**EXERCISE BRIEF:** Pick out all lines in the listing holding the string "פערפלייצען" and copy them.

▬▬▬▬▬▬

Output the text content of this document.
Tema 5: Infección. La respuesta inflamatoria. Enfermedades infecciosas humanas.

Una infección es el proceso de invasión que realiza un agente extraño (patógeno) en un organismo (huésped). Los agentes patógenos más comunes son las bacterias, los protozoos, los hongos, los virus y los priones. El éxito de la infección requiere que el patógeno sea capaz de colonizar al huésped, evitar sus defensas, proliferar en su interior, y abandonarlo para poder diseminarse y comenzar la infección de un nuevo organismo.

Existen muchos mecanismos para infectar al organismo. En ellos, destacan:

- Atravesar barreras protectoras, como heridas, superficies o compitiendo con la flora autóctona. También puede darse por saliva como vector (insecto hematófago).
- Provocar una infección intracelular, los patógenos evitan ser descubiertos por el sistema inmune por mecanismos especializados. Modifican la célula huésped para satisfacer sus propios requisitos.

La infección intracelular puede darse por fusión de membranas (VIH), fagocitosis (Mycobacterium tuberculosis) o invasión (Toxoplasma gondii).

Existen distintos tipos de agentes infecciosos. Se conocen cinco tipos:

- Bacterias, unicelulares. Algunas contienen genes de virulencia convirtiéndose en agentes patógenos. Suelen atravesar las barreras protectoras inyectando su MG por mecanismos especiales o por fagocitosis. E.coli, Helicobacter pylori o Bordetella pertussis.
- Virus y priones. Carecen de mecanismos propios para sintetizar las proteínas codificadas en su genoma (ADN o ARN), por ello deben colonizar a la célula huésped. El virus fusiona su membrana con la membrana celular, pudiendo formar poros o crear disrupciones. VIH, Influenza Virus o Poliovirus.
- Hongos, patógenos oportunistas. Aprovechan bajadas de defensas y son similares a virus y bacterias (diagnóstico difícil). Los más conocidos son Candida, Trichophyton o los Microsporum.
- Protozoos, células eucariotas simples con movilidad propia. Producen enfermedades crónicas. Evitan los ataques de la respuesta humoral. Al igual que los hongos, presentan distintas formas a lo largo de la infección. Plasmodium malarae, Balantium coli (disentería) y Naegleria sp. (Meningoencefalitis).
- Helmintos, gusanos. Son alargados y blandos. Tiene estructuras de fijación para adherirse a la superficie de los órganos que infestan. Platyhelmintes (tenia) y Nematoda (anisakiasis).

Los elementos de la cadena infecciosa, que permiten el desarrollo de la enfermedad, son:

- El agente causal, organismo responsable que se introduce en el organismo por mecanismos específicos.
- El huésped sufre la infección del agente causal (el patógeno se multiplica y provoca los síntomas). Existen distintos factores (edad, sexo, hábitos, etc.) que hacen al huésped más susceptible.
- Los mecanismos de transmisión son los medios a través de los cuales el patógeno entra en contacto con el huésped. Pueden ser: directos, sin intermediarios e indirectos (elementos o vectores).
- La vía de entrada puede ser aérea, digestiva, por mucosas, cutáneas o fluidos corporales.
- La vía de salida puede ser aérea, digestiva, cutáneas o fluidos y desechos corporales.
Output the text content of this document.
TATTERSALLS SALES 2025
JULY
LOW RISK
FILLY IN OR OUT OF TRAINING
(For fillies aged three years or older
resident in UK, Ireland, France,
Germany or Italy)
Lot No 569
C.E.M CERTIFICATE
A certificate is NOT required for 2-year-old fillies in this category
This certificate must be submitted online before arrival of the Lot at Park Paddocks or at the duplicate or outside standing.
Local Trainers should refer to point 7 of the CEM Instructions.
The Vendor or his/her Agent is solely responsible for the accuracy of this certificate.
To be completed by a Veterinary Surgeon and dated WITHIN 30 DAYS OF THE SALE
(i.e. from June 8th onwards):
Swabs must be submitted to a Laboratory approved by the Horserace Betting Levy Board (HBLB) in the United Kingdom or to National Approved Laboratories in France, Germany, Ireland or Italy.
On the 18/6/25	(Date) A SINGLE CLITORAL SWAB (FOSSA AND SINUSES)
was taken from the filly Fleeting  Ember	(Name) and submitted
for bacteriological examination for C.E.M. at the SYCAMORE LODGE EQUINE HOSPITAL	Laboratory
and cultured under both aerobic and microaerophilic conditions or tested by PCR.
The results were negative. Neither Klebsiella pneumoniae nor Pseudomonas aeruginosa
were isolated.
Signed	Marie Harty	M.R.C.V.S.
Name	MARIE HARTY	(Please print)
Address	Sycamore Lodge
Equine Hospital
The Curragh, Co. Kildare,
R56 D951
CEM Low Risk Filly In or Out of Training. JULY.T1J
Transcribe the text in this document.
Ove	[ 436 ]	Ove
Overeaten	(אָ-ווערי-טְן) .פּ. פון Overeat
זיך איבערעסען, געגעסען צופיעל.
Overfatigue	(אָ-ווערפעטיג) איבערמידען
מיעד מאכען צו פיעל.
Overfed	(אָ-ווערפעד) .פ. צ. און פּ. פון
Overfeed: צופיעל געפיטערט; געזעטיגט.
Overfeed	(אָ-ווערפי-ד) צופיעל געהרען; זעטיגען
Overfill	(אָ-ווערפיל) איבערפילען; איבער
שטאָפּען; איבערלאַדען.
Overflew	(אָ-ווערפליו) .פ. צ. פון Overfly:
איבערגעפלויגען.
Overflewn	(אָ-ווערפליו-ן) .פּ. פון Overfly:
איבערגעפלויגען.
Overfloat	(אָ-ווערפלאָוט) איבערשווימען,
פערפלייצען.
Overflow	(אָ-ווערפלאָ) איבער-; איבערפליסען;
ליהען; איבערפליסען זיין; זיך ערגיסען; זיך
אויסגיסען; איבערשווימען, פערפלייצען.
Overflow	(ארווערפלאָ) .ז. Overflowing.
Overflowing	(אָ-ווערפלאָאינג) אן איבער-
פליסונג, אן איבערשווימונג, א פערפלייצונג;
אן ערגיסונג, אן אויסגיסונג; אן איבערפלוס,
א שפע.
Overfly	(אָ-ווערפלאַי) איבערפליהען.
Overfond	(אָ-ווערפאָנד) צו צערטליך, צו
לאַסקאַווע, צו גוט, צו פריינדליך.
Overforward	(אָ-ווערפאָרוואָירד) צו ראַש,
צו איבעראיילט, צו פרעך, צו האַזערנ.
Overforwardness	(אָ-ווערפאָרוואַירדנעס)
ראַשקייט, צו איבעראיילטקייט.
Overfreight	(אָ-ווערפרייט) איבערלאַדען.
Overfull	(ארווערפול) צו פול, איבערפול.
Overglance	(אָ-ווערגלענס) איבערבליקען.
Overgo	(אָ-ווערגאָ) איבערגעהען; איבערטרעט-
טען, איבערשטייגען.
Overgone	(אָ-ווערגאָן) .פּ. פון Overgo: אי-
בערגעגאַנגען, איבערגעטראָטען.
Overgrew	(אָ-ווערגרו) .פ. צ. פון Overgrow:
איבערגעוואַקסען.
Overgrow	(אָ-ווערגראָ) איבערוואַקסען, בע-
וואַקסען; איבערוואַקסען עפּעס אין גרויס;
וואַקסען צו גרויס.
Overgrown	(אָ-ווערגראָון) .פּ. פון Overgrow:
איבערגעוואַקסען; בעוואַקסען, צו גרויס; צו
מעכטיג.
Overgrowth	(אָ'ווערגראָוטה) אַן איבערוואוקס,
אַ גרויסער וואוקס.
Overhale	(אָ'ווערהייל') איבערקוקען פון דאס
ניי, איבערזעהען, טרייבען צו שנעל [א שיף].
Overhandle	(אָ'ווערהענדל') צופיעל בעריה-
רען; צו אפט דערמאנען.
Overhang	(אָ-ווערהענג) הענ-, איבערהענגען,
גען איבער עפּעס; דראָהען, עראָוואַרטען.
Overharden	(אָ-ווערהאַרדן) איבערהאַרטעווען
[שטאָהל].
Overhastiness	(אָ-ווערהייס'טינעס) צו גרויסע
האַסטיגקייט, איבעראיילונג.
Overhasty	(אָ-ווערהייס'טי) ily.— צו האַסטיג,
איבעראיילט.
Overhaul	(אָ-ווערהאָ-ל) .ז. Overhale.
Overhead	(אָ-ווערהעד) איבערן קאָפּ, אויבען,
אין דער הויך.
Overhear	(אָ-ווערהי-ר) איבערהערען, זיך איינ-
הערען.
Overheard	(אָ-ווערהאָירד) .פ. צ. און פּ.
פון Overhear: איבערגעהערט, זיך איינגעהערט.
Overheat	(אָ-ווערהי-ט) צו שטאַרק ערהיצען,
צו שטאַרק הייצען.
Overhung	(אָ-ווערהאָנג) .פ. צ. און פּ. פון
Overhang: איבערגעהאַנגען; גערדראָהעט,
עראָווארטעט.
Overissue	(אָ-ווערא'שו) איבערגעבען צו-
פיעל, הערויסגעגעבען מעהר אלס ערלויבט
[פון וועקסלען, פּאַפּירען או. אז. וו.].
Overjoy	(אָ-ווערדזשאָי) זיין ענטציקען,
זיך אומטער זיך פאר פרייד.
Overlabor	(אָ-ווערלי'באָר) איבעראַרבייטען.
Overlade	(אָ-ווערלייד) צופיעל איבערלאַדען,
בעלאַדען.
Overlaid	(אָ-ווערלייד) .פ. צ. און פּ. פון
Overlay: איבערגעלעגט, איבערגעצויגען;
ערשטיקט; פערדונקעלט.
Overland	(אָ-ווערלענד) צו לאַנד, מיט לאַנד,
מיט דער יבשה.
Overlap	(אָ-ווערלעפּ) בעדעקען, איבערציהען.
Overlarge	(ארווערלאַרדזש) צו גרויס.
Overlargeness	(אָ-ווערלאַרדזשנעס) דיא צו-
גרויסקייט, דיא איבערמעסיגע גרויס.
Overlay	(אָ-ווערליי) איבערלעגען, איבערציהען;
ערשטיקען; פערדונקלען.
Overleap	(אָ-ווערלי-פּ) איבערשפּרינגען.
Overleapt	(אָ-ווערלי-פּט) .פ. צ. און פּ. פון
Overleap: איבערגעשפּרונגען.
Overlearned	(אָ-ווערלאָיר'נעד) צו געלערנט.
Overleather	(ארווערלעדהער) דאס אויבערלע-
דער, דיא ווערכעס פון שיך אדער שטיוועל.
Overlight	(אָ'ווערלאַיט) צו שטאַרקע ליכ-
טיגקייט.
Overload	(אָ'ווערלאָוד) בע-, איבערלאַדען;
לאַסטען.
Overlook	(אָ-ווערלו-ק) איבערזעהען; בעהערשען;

▬▬▬▬▬▬

**FINISHED TASK:**
פערפלייצען.
אויסגיסען; איבערשווימען, פערפלייצען.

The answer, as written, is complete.